» What you are asked to do
Go through the entries one line at a time, and gather every line that has the word "value".

________

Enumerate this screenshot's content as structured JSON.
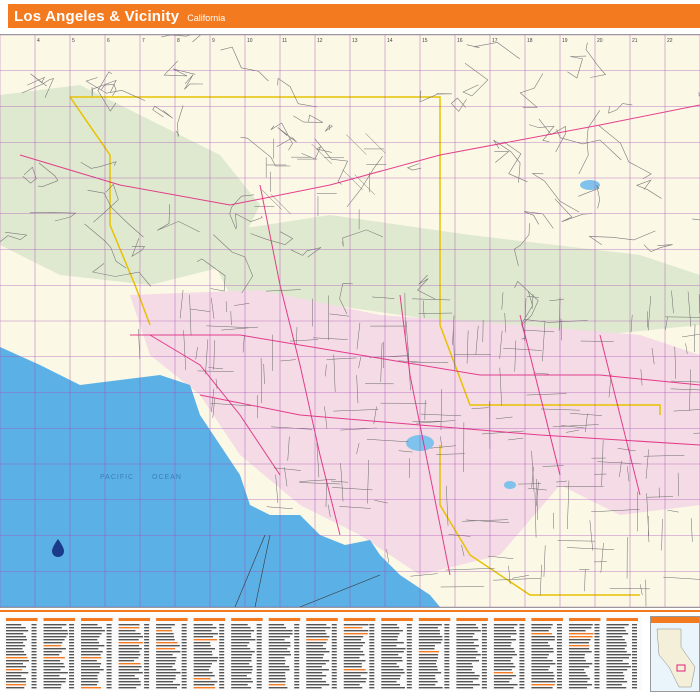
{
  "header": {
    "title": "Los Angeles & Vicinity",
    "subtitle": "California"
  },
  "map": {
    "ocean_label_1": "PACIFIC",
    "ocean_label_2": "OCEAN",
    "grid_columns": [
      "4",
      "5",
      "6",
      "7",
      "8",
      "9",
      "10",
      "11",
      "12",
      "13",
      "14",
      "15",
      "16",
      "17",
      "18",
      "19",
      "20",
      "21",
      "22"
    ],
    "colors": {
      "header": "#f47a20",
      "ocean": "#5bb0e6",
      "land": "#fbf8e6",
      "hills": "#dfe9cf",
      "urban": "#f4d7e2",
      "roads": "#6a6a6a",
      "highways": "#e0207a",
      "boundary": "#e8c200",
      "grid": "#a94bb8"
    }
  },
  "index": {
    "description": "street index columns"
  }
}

________

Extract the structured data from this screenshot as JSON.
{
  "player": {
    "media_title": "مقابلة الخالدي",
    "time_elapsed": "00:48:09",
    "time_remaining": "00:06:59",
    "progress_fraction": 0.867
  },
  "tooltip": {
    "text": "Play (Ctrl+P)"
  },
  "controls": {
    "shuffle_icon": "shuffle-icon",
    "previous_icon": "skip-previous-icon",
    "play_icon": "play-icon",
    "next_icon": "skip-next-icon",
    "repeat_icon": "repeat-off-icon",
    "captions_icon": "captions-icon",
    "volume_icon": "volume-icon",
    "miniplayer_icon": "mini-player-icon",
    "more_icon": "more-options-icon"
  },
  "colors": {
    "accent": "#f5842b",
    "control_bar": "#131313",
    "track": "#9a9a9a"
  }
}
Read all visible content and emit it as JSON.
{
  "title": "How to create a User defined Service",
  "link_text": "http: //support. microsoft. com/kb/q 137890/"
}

________

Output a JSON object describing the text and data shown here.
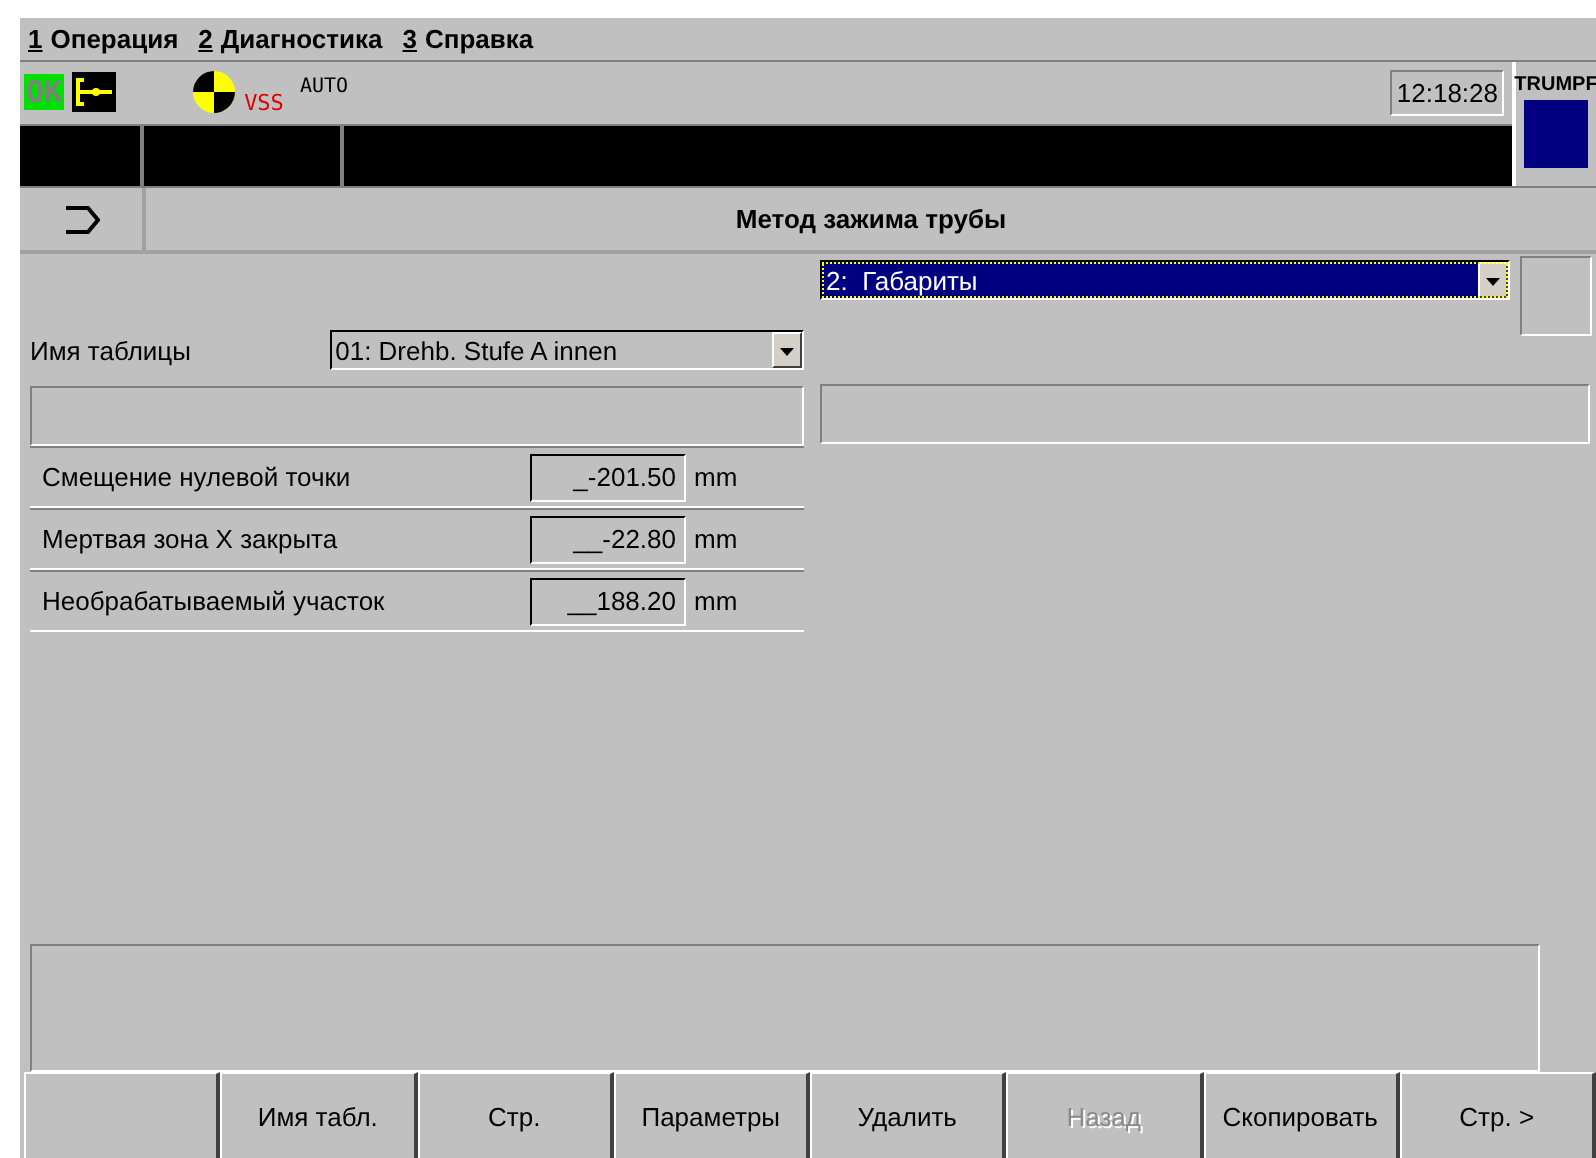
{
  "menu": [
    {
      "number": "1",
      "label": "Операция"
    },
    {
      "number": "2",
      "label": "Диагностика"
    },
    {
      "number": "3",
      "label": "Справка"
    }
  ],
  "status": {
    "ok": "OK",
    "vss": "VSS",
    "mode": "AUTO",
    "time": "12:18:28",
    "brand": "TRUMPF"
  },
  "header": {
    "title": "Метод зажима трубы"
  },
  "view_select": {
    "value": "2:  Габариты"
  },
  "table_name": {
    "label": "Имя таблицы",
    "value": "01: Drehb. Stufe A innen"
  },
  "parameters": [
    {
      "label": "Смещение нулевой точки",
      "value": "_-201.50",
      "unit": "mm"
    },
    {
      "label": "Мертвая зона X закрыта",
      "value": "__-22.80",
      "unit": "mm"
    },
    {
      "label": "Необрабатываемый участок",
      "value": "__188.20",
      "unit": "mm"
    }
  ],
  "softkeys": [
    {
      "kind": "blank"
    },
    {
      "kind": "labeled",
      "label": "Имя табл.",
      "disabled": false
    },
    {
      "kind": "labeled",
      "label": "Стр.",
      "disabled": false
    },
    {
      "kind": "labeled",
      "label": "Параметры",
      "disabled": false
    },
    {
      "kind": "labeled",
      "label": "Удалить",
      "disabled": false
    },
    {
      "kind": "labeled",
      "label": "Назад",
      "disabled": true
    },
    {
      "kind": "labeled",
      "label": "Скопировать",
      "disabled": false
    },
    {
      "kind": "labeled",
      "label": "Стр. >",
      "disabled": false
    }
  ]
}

________

» Reply
    "value": "2:  Габариты"
    "value": "01: Drehb. Stufe A innen"
      "value": "_-201.50",
      "value": "__-22.80",
      "value": "__188.20",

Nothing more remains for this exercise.